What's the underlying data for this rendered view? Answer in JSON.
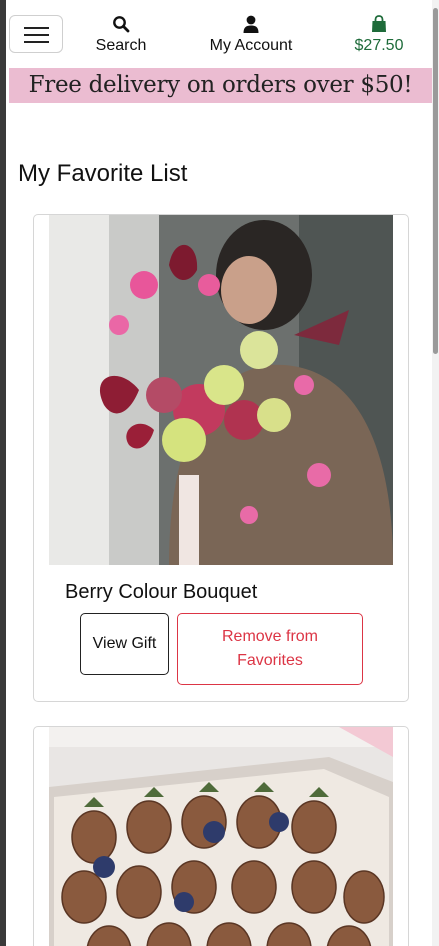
{
  "header": {
    "search_label": "Search",
    "account_label": "My Account",
    "cart_total": "$27.50",
    "menu_icon": "hamburger-menu-icon",
    "search_icon": "search-icon",
    "account_icon": "user-icon",
    "cart_icon": "shopping-bag-icon",
    "accent_color": "#1e6b3a"
  },
  "banner": {
    "text": "Free delivery on orders over $50!",
    "background": "#ebbcd1"
  },
  "page": {
    "title": "My Favorite List"
  },
  "favorites": [
    {
      "name": "Berry Colour Bouquet",
      "view_label": "View Gift",
      "remove_label": "Remove from Favorites",
      "image": "bouquet-photo"
    },
    {
      "name": "",
      "image": "chocolate-strawberries-photo"
    }
  ]
}
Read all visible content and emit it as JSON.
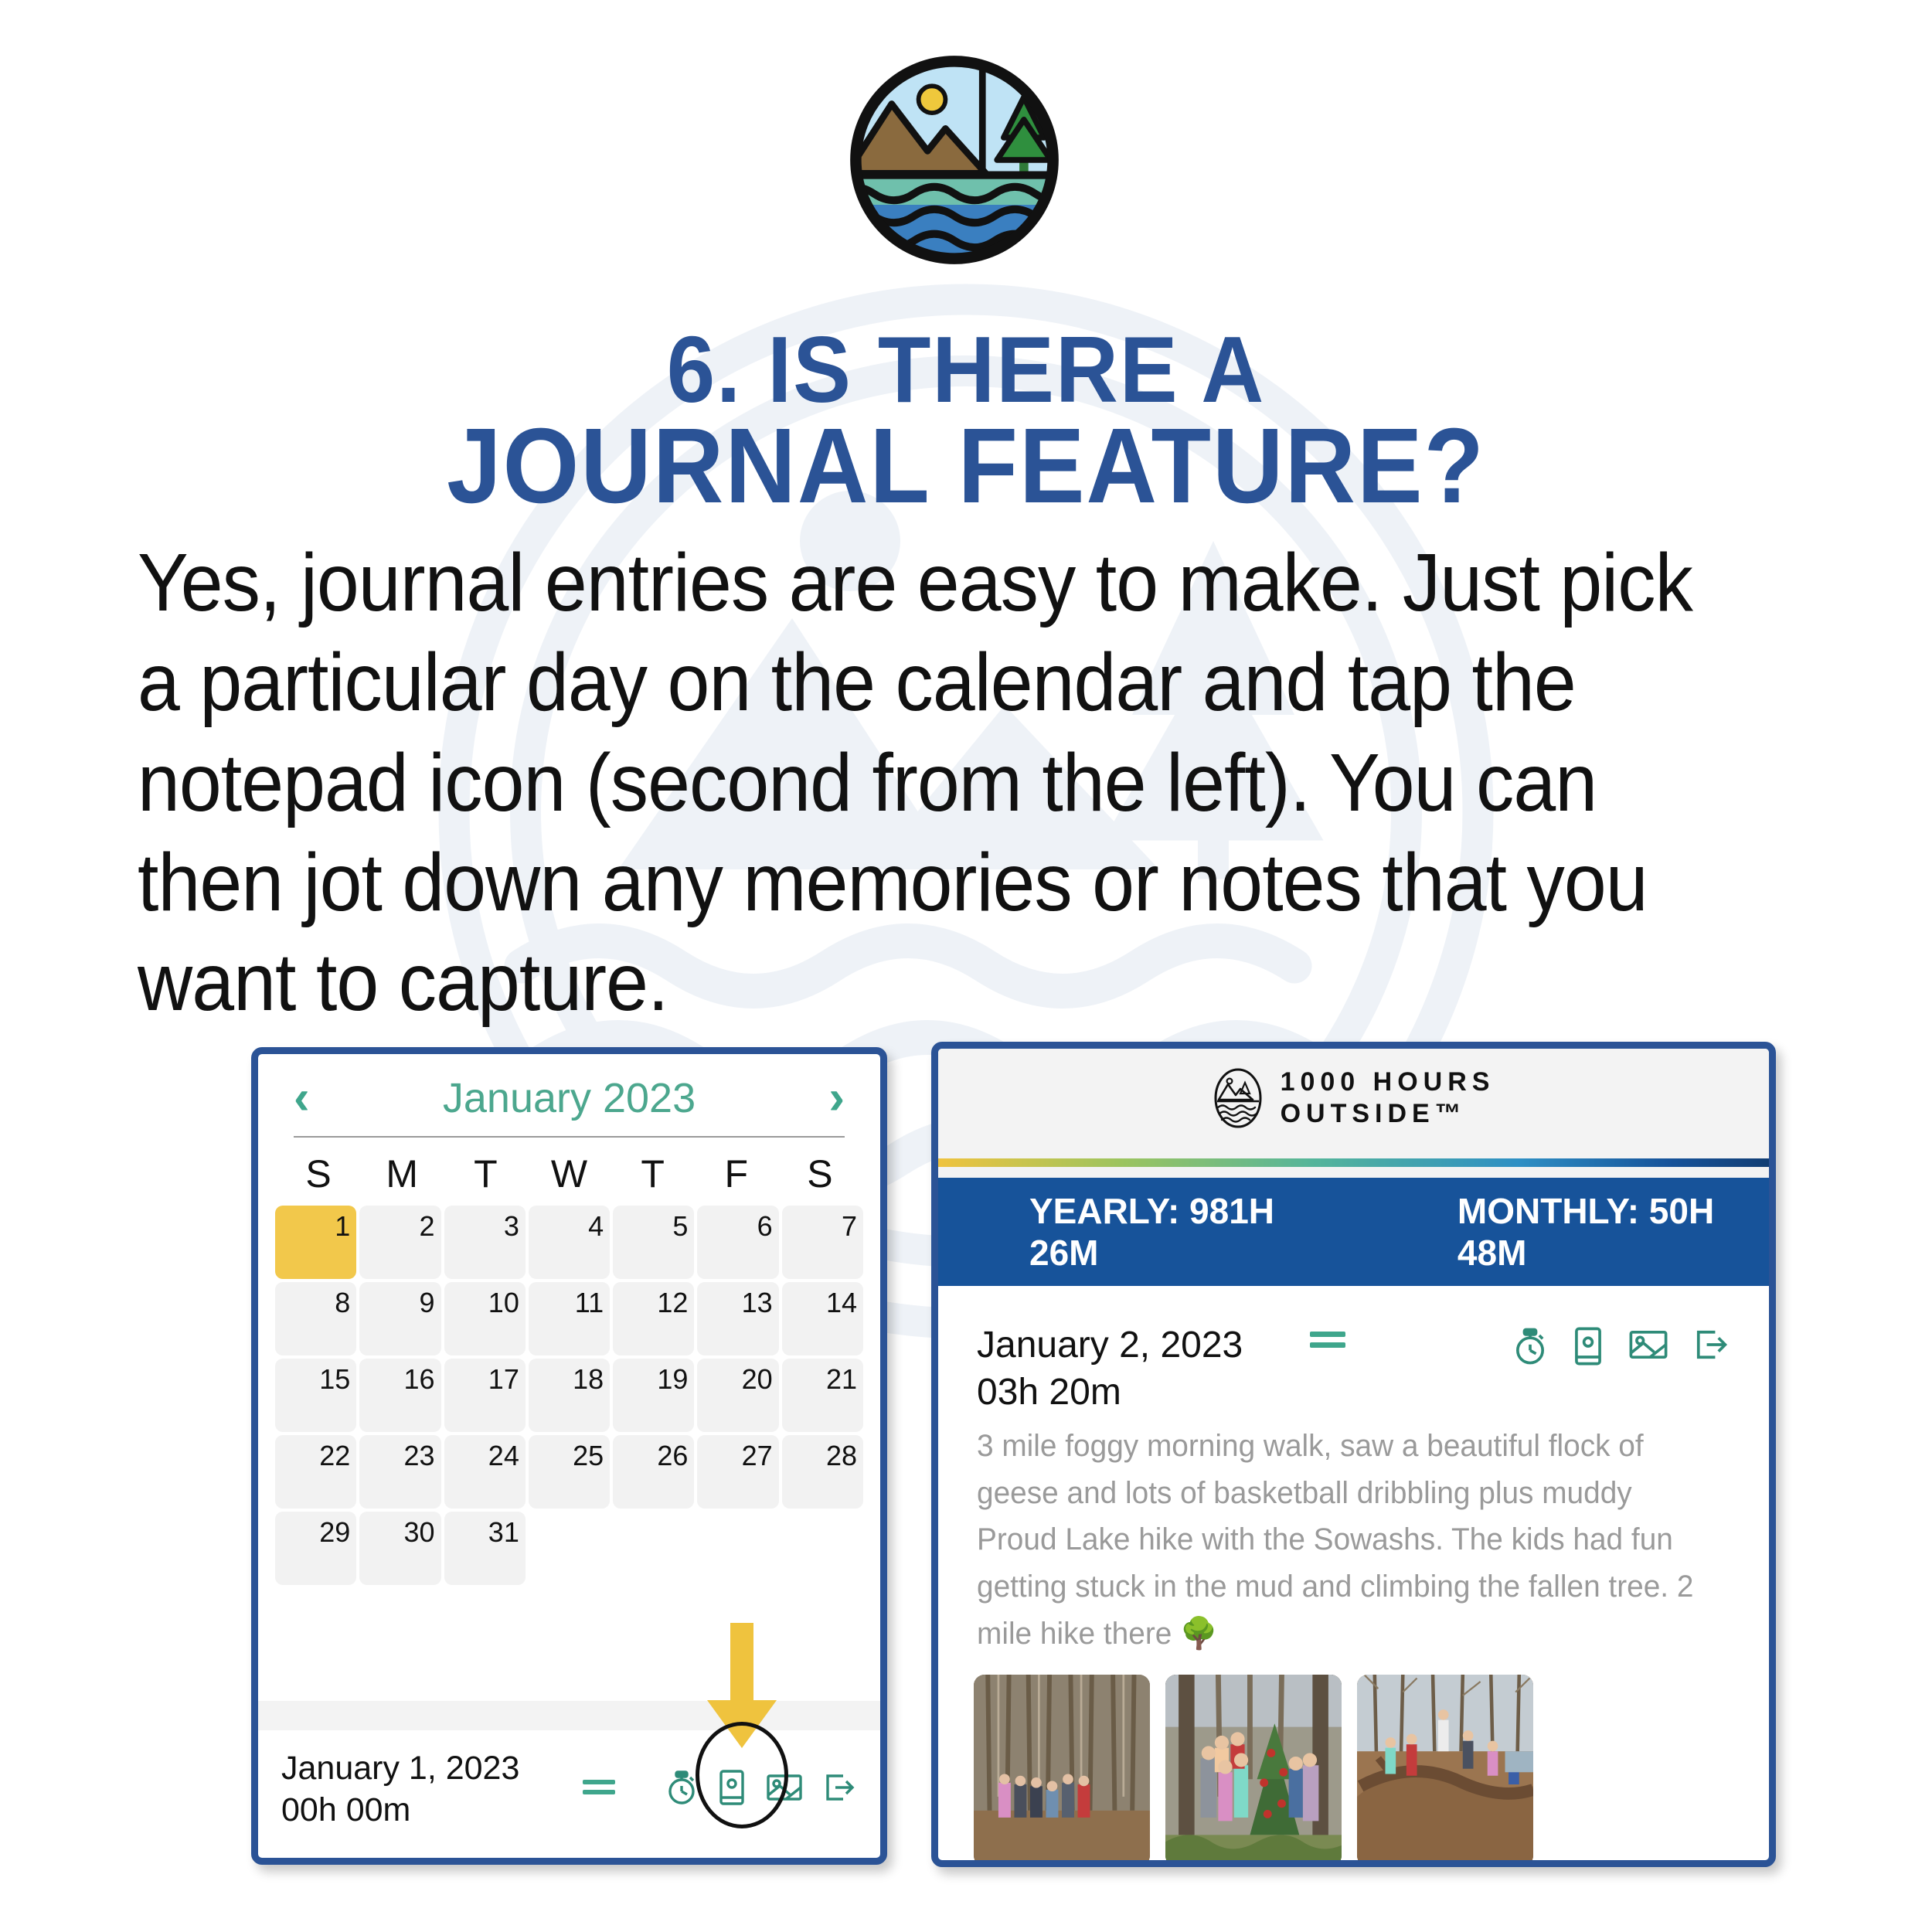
{
  "brand": {
    "name": "1000 HOURS OUTSIDE",
    "line1": "1000 HOURS",
    "line2": "OUTSIDE™",
    "logo_icon": "mountain-lake-circle-logo",
    "title_color": "#2B5396",
    "accent_teal": "#3FA68C",
    "accent_gold": "#F2C84B",
    "stats_blue": "#17539A"
  },
  "title": {
    "line1": "6. IS THERE A",
    "line2": "JOURNAL FEATURE?"
  },
  "body": {
    "text": "Yes, journal entries are easy to make. Just pick a particular day on the calendar and tap the notepad icon (second from the left). You can then jot down any memories or notes that you want to capture."
  },
  "calendar": {
    "prev_label": "‹",
    "next_label": "›",
    "month": "January 2023",
    "dow": [
      "S",
      "M",
      "T",
      "W",
      "T",
      "F",
      "S"
    ],
    "weeks": [
      [
        "1",
        "2",
        "3",
        "4",
        "5",
        "6",
        "7"
      ],
      [
        "8",
        "9",
        "10",
        "11",
        "12",
        "13",
        "14"
      ],
      [
        "15",
        "16",
        "17",
        "18",
        "19",
        "20",
        "21"
      ],
      [
        "22",
        "23",
        "24",
        "25",
        "26",
        "27",
        "28"
      ],
      [
        "29",
        "30",
        "31",
        "",
        "",
        "",
        ""
      ]
    ],
    "selected_day": "1",
    "footer": {
      "date": "January 1, 2023",
      "duration": "00h 00m",
      "menu_icon": "equals-menu-icon",
      "icons": [
        "stopwatch-icon",
        "notepad-icon",
        "photo-icon",
        "export-icon"
      ]
    },
    "annotation": {
      "arrow_icon": "down-arrow-annotation",
      "circle_icon": "oval-highlight-annotation",
      "points_to": "notepad-icon"
    }
  },
  "tracker": {
    "stats": {
      "yearly_label": "YEARLY: 981H 26M",
      "monthly_label": "MONTHLY: 50H 48M"
    },
    "entry": {
      "date": "January 2, 2023",
      "duration": "03h 20m",
      "menu_icon": "equals-menu-icon",
      "icons": [
        "stopwatch-icon",
        "notepad-icon",
        "photo-icon",
        "export-icon"
      ],
      "note": "3 mile foggy morning walk, saw a beautiful flock of geese and lots of basketball dribbling plus muddy Proud Lake hike with the Sowashs. The kids had fun getting stuck in the mud and climbing the fallen tree. 2 mile hike there 🌳",
      "photos": [
        "forest-tall-pines-group-photo",
        "kids-by-decorated-tree-photo",
        "kids-climbing-fallen-tree-photo"
      ]
    }
  }
}
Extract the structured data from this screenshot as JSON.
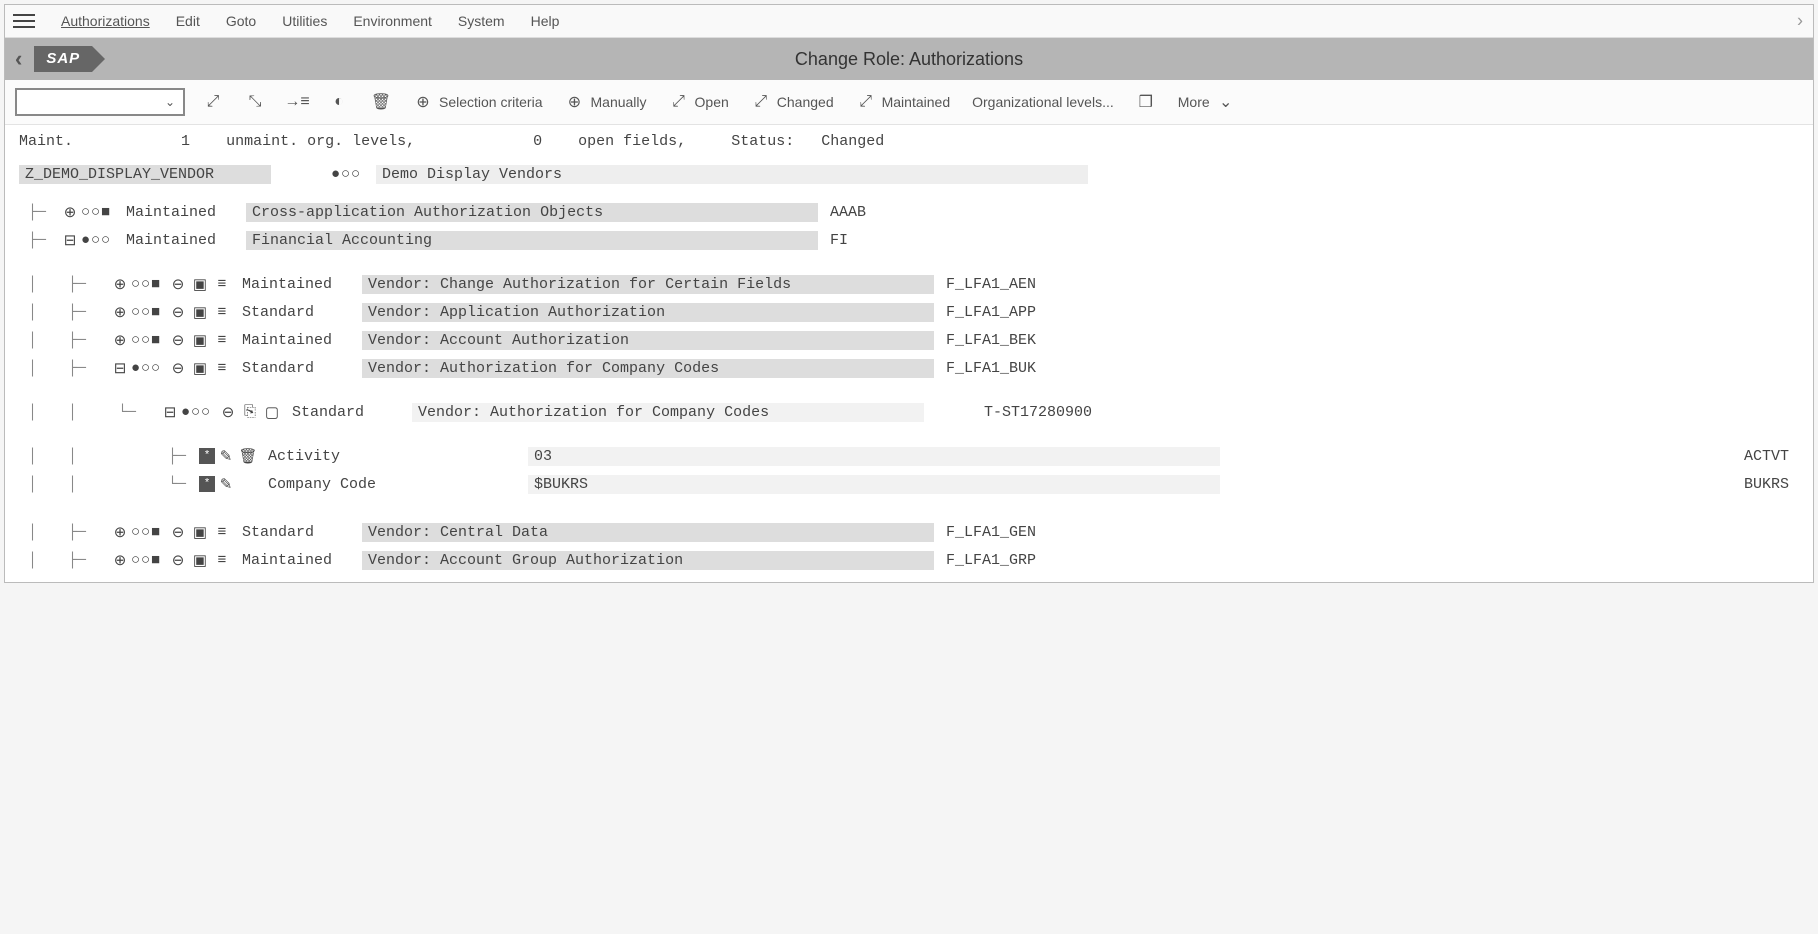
{
  "menu": {
    "items": [
      "Authorizations",
      "Edit",
      "Goto",
      "Utilities",
      "Environment",
      "System",
      "Help"
    ]
  },
  "logo_text": "SAP",
  "title": "Change Role: Authorizations",
  "toolbar": {
    "selection_criteria": "Selection criteria",
    "manually": "Manually",
    "open": "Open",
    "changed": "Changed",
    "maintained": "Maintained",
    "org_levels": "Organizational levels...",
    "more": "More"
  },
  "status_line": {
    "maint_label": "Maint.",
    "maint_count": "1",
    "unmaint_label": "unmaint. org. levels,",
    "open_count": "0",
    "open_label": "open fields,",
    "status_label": "Status:",
    "status_value": "Changed"
  },
  "role": {
    "id": "Z_DEMO_DISPLAY_VENDOR",
    "traffic": "●○○",
    "desc": "Demo Display Vendors"
  },
  "classes": [
    {
      "folder": "⊕",
      "traffic": "○○■",
      "status": "Maintained",
      "desc": "Cross-application Authorization Objects",
      "code": "AAAB"
    },
    {
      "folder": "⊟",
      "traffic": "●○○",
      "status": "Maintained",
      "desc": "Financial Accounting",
      "code": "FI"
    }
  ],
  "objects": [
    {
      "folder": "⊕",
      "traffic": "○○■",
      "status": "Maintained",
      "desc": "Vendor: Change Authorization for Certain Fields",
      "code": "F_LFA1_AEN"
    },
    {
      "folder": "⊕",
      "traffic": "○○■",
      "status": "Standard",
      "desc": "Vendor: Application Authorization",
      "code": "F_LFA1_APP"
    },
    {
      "folder": "⊕",
      "traffic": "○○■",
      "status": "Maintained",
      "desc": "Vendor: Account Authorization",
      "code": "F_LFA1_BEK"
    },
    {
      "folder": "⊟",
      "traffic": "●○○",
      "status": "Standard",
      "desc": "Vendor: Authorization for Company Codes",
      "code": "F_LFA1_BUK"
    }
  ],
  "auth_instance": {
    "folder": "⊟",
    "traffic": "●○○",
    "status": "Standard",
    "desc": "Vendor: Authorization for Company Codes",
    "code": "T-ST17280900"
  },
  "fields": [
    {
      "show_trash": true,
      "name": "Activity",
      "value": "03",
      "tech": "ACTVT"
    },
    {
      "show_trash": false,
      "name": "Company Code",
      "value": "$BUKRS",
      "tech": "BUKRS"
    }
  ],
  "objects_after": [
    {
      "folder": "⊕",
      "traffic": "○○■",
      "status": "Standard",
      "desc": "Vendor: Central Data",
      "code": "F_LFA1_GEN"
    },
    {
      "folder": "⊕",
      "traffic": "○○■",
      "status": "Maintained",
      "desc": "Vendor: Account Group Authorization",
      "code": "F_LFA1_GRP"
    }
  ]
}
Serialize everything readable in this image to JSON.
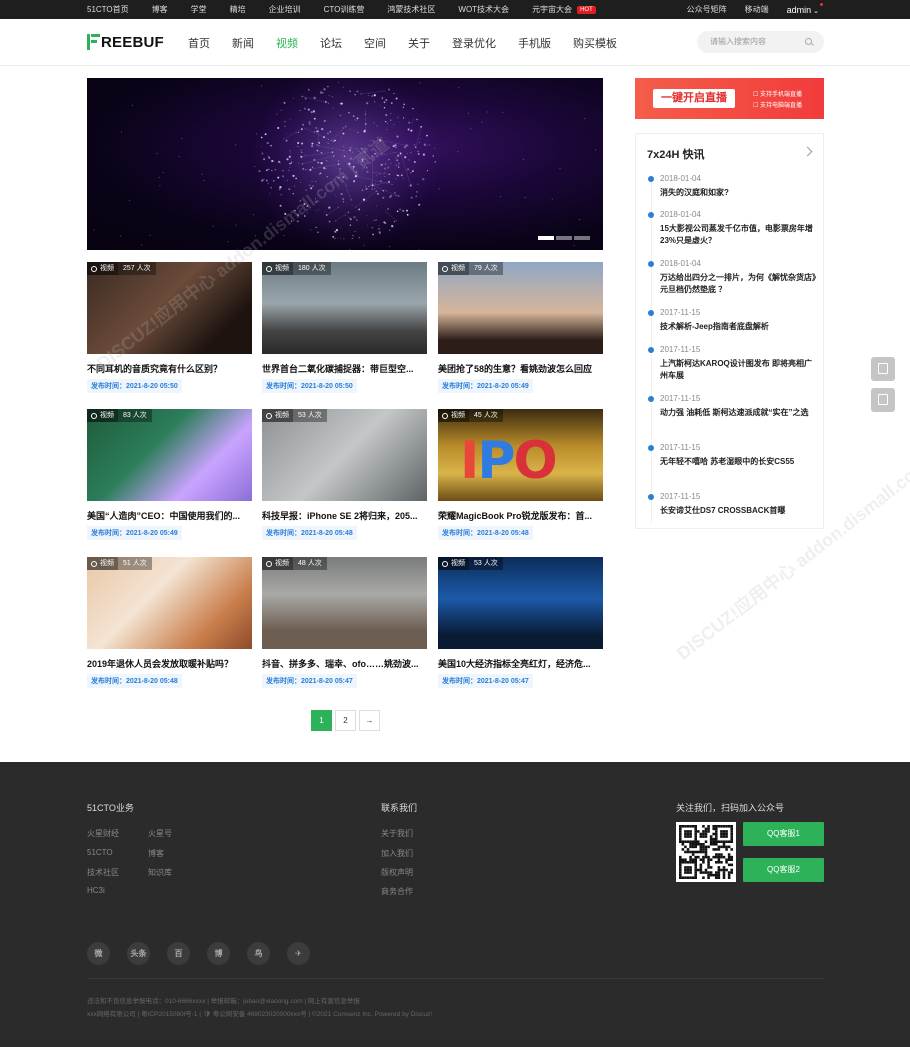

EXERCISE DESCRIPTION:
Copy all lines from the listing that contain "levels".

THE RESULT:
    "org_levels": "Organizational levels...",
    "unmaint_label": "unmaint. org. levels,",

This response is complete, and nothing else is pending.